[begin INPUT ROWS]

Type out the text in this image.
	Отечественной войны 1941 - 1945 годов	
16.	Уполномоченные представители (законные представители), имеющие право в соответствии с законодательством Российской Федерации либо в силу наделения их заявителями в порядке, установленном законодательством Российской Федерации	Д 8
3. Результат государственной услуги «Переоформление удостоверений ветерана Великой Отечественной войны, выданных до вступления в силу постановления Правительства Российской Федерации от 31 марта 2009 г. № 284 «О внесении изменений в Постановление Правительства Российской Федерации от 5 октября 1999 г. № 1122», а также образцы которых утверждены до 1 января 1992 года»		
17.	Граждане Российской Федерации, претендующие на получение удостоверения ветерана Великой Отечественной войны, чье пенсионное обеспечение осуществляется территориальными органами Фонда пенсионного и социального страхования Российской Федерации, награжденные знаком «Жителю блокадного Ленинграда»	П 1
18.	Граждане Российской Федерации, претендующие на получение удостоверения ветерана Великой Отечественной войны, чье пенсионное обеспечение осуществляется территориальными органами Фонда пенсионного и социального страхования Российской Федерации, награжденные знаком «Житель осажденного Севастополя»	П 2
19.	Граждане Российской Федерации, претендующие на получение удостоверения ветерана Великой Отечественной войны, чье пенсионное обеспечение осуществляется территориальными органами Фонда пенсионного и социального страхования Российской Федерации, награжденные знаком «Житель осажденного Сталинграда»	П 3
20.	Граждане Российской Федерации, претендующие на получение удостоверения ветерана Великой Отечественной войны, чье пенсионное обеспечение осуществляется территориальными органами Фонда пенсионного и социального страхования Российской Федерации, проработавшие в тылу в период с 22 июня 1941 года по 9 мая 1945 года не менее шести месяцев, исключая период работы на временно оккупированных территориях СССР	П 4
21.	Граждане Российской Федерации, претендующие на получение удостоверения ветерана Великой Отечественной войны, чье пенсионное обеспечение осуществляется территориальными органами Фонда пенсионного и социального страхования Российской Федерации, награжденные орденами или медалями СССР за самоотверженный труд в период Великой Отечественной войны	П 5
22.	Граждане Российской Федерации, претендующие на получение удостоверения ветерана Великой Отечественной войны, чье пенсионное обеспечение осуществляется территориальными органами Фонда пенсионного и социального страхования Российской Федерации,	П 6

[end INPUT ROWS]

▶ WORK TO COMPLETE: Return the material in full, exactly as shown.

▶ COMPLETE OUTPUT:
Type out the text in this image.
	Отечественной войны 1941 - 1945 годов	
16.	Уполномоченные представители (законные представители), имеющие право в соответствии с законодательством Российской Федерации либо в силу наделения их заявителями в порядке, установленном законодательством Российской Федерации	Д 8
3. Результат государственной услуги «Переоформление удостоверений ветерана Великой Отечественной войны, выданных до вступления в силу постановления Правительства Российской Федерации от 31 марта 2009 г. № 284 «О внесении изменений в Постановление Правительства Российской Федерации от 5 октября 1999 г. № 1122», а также образцы которых утверждены до 1 января 1992 года»		
17.	Граждане Российской Федерации, претендующие на получение удостоверения ветерана Великой Отечественной войны, чье пенсионное обеспечение осуществляется территориальными органами Фонда пенсионного и социального страхования Российской Федерации, награжденные знаком «Жителю блокадного Ленинграда»	П 1
18.	Граждане Российской Федерации, претендующие на получение удостоверения ветерана Великой Отечественной войны, чье пенсионное обеспечение осуществляется территориальными органами Фонда пенсионного и социального страхования Российской Федерации, награжденные знаком «Житель осажденного Севастополя»	П 2
19.	Граждане Российской Федерации, претендующие на получение удостоверения ветерана Великой Отечественной войны, чье пенсионное обеспечение осуществляется территориальными органами Фонда пенсионного и социального страхования Российской Федерации, награжденные знаком «Житель осажденного Сталинграда»	П 3
20.	Граждане Российской Федерации, претендующие на получение удостоверения ветерана Великой Отечественной войны, чье пенсионное обеспечение осуществляется территориальными органами Фонда пенсионного и социального страхования Российской Федерации, проработавшие в тылу в период с 22 июня 1941 года по 9 мая 1945 года не менее шести месяцев, исключая период работы на временно оккупированных территориях СССР	П 4
21.	Граждане Российской Федерации, претендующие на получение удостоверения ветерана Великой Отечественной войны, чье пенсионное обеспечение осуществляется территориальными органами Фонда пенсионного и социального страхования Российской Федерации, награжденные орденами или медалями СССР за самоотверженный труд в период Великой Отечественной войны	П 5
22.	Граждане Российской Федерации, претендующие на получение удостоверения ветерана Великой Отечественной войны, чье пенсионное обеспечение осуществляется территориальными органами Фонда пенсионного и социального страхования Российской Федерации,	П 6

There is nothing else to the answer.